EXERCISE MATERIALS:
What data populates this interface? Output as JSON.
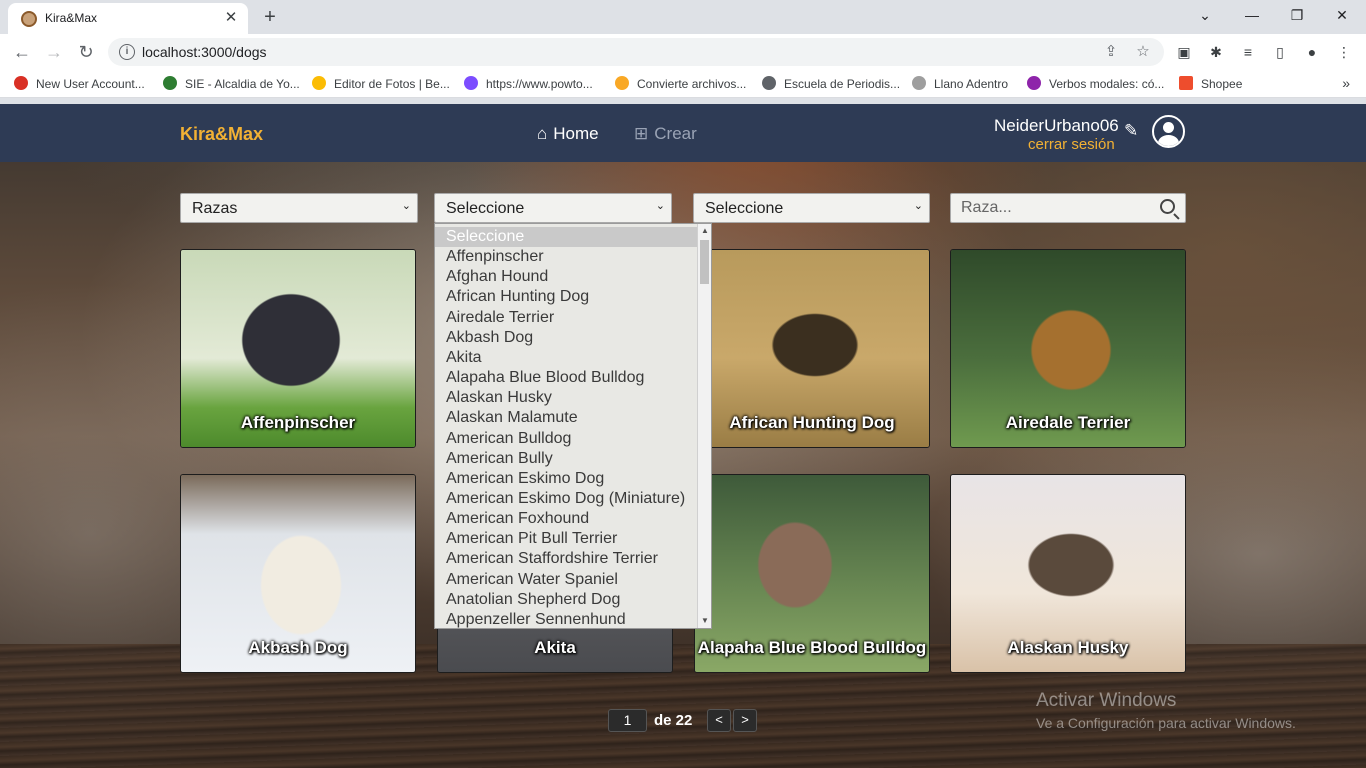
{
  "browser": {
    "tab_title": "Kira&Max",
    "url": "localhost:3000/dogs",
    "bookmarks": [
      {
        "label": "New User Account...",
        "color": "#d93025"
      },
      {
        "label": "SIE - Alcaldia de Yo...",
        "color": "#2e7d32"
      },
      {
        "label": "Editor de Fotos | Be...",
        "color": "#fbbc04"
      },
      {
        "label": "https://www.powto...",
        "color": "#7c4dff"
      },
      {
        "label": "Convierte archivos...",
        "color": "#f9a825"
      },
      {
        "label": "Escuela de Periodis...",
        "color": "#5f6368"
      },
      {
        "label": "Llano Adentro",
        "color": "#9e9e9e"
      },
      {
        "label": "Verbos modales: có...",
        "color": "#8e24aa"
      },
      {
        "label": "Shopee",
        "color": "#ee4d2d"
      }
    ]
  },
  "header": {
    "brand": "Kira&Max",
    "nav_home": "Home",
    "nav_create": "Crear",
    "username": "NeiderUrbano06",
    "logout": "cerrar sesión"
  },
  "filters": {
    "select1": "Razas",
    "select2": "Seleccione",
    "select3": "Seleccione",
    "search_placeholder": "Raza..."
  },
  "dropdown_options": [
    "Seleccione",
    "Affenpinscher",
    "Afghan Hound",
    "African Hunting Dog",
    "Airedale Terrier",
    "Akbash Dog",
    "Akita",
    "Alapaha Blue Blood Bulldog",
    "Alaskan Husky",
    "Alaskan Malamute",
    "American Bulldog",
    "American Bully",
    "American Eskimo Dog",
    "American Eskimo Dog (Miniature)",
    "American Foxhound",
    "American Pit Bull Terrier",
    "American Staffordshire Terrier",
    "American Water Spaniel",
    "Anatolian Shepherd Dog",
    "Appenzeller Sennenhund"
  ],
  "cards": [
    {
      "name": "Affenpinscher"
    },
    {
      "name": ""
    },
    {
      "name": "African Hunting Dog"
    },
    {
      "name": "Airedale Terrier"
    },
    {
      "name": "Akbash Dog"
    },
    {
      "name": "Akita"
    },
    {
      "name": "Alapaha Blue Blood Bulldog"
    },
    {
      "name": "Alaskan Husky"
    }
  ],
  "pagination": {
    "current": "1",
    "of_label": "de 22",
    "prev": "<",
    "next": ">"
  },
  "watermark": {
    "line1": "Activar Windows",
    "line2": "Ve a Configuración para activar Windows."
  }
}
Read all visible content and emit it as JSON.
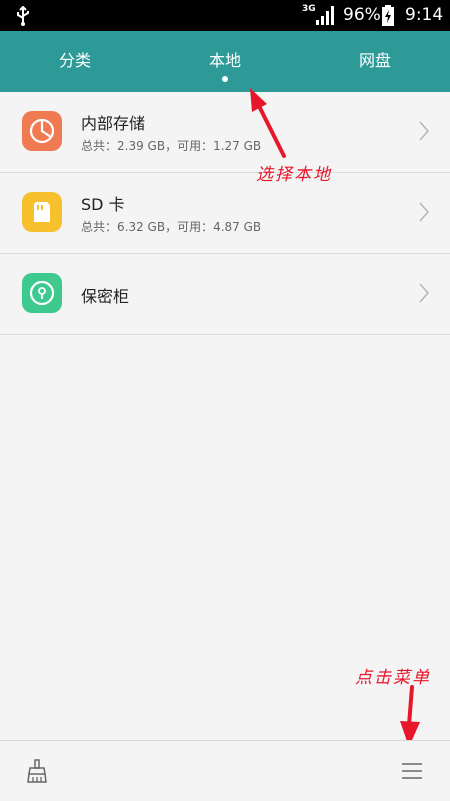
{
  "status_bar": {
    "network_type": "3G",
    "battery_percent": "96%",
    "time": "9:14",
    "icons": [
      "usb-icon",
      "signal-icon",
      "battery-charging-icon"
    ]
  },
  "tabs": [
    {
      "label": "分类",
      "active": false
    },
    {
      "label": "本地",
      "active": true
    },
    {
      "label": "网盘",
      "active": false
    }
  ],
  "storage_items": [
    {
      "title": "内部存储",
      "subtitle": "总共：2.39 GB，可用：1.27 GB",
      "icon": "pie-chart-icon",
      "color": "#f07a52"
    },
    {
      "title": "SD 卡",
      "subtitle": "总共：6.32 GB，可用：4.87 GB",
      "icon": "sd-card-icon",
      "color": "#f7c12e"
    },
    {
      "title": "保密柜",
      "subtitle": "",
      "icon": "lock-icon",
      "color": "#3ec98e"
    }
  ],
  "annotations": {
    "select_local": "选择本地",
    "tap_menu": "点击菜单",
    "color": "#e8162a"
  },
  "bottom_bar": {
    "icons": [
      "broom-icon",
      "menu-icon"
    ]
  }
}
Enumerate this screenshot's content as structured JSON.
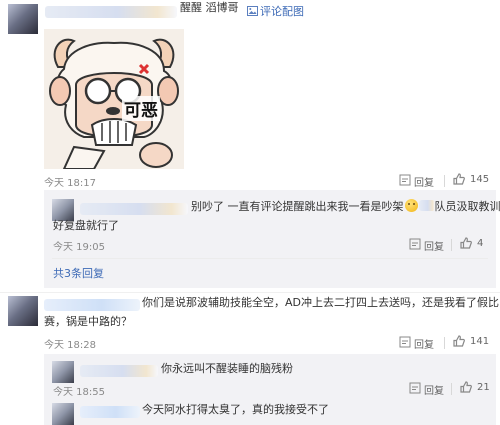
{
  "comment1": {
    "author_suffix": "醒醒 滔博哥",
    "reply_pic_label": "评论配图",
    "sticker_text": "可恶",
    "time": "今天 18:17",
    "reply_label": "回复",
    "like_count": "145"
  },
  "reply1": {
    "text_line1": "别吵了 一直有评论提醒跳出来我一看是吵架",
    "text_line1_tail": "队员汲取教训好",
    "text_line2": "好复盘就行了",
    "time": "今天 19:05",
    "reply_label": "回复",
    "like_count": "4",
    "more_replies": "共3条回复"
  },
  "comment2": {
    "text_line1": "你们是说那波辅助技能全空，AD冲上去二打四上去送吗，还是我看了假比",
    "text_line2": "赛，锅是中路的？",
    "time": "今天 18:28",
    "reply_label": "回复",
    "like_count": "141"
  },
  "reply2": {
    "text": "你永远叫不醒装睡的脑残粉",
    "time": "今天 18:55",
    "reply_label": "回复",
    "like_count": "21"
  },
  "reply3": {
    "text": "今天阿水打得太臭了，真的我接受不了"
  },
  "colors": {
    "accent_orange": "#eb7350",
    "link_blue": "#3d6ab6",
    "reply_bg": "#f2f2f5"
  }
}
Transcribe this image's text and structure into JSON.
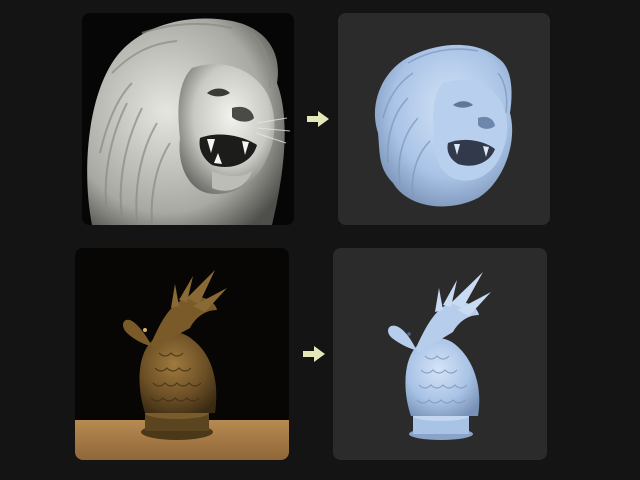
{
  "rows": [
    {
      "input": {
        "subject": "lion-head-sculpture",
        "style": "white marble photo on black background"
      },
      "output": {
        "subject": "lion-head-3d-model",
        "style": "light blue untextured mesh render"
      }
    },
    {
      "input": {
        "subject": "dragon-bust-sculpture",
        "style": "bronze sculpture photo on wooden table"
      },
      "output": {
        "subject": "dragon-bust-3d-model",
        "style": "light blue untextured mesh render"
      }
    }
  ],
  "colors": {
    "background": "#141414",
    "render_panel": "#2b2b2b",
    "mesh_blue": "#a9c3e6",
    "arrow": "#e4e8b8",
    "bronze": "#6b4f25",
    "table": "#a47a45"
  }
}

EXERCISE DESCRIPTION: Pick out each line that holds the string "Bulldog".

ANSWER BELOW:
    "Alapaha Blue Blood Bulldog",
    "American Bulldog",
      "name": "Alapaha Blue Blood Bulldog"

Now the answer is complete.